▶ RECORDS

## begin

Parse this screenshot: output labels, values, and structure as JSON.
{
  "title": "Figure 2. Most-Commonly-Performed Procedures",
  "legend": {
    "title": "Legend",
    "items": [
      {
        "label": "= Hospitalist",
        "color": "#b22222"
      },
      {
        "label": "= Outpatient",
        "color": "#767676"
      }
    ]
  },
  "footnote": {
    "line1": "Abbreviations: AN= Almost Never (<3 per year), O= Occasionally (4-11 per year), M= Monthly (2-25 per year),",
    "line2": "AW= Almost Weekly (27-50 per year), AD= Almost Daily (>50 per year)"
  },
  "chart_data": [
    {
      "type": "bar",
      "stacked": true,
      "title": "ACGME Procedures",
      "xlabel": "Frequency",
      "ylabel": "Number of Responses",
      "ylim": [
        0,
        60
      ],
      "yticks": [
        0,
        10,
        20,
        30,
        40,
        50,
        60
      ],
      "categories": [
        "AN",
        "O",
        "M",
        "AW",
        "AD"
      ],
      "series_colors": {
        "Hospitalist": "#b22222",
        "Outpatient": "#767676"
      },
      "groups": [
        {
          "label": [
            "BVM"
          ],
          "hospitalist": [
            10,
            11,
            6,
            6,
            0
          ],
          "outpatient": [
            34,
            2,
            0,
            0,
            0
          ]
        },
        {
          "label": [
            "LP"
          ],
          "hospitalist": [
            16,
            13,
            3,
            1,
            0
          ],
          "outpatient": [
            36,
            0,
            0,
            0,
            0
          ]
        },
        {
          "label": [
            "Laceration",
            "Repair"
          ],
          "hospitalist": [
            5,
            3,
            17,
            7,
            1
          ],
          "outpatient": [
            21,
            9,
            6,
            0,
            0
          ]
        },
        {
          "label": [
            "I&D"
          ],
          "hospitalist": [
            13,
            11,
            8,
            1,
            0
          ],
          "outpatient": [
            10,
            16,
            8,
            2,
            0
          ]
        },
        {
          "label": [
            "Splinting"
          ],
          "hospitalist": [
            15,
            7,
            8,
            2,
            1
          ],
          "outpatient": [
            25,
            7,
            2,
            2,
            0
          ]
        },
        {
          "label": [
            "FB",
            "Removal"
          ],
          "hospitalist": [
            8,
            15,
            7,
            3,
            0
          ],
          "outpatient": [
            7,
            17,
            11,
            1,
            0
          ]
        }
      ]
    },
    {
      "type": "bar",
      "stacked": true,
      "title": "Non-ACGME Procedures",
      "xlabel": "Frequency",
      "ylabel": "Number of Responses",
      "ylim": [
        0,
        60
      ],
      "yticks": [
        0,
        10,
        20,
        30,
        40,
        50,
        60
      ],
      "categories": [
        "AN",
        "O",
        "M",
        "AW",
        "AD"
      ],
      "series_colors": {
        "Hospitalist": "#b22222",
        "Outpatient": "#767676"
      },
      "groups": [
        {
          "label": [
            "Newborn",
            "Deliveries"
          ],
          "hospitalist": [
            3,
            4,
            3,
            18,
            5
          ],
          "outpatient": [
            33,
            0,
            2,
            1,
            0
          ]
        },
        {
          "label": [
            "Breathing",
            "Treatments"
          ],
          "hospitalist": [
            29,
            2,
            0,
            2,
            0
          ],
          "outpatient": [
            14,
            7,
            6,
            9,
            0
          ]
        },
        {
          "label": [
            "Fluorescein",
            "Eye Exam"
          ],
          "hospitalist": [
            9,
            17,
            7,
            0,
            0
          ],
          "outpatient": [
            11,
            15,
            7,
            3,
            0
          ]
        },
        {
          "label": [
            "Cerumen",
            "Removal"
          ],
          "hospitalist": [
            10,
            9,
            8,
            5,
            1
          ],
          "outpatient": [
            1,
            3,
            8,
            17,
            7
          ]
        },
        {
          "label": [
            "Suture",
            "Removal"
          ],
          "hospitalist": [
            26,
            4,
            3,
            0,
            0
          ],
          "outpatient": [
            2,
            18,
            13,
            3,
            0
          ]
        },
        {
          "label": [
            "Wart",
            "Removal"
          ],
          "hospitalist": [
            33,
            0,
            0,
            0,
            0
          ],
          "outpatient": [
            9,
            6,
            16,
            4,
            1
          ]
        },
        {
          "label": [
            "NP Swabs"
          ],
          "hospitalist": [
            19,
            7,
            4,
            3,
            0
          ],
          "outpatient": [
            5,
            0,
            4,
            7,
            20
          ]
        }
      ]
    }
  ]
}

## end

▶ PROBLEM REQUIREMENTS
Return, from the data, each line that has the word "Almost" in it.

▶ SOLUTION TO THE EXERCISE
    "line1": "Abbreviations: AN= Almost Never (<3 per year), O= Occasionally (4-11 per year), M= Monthly (2-25 per year),",
    "line2": "AW= Almost Weekly (27-50 per year), AD= Almost Daily (>50 per year)"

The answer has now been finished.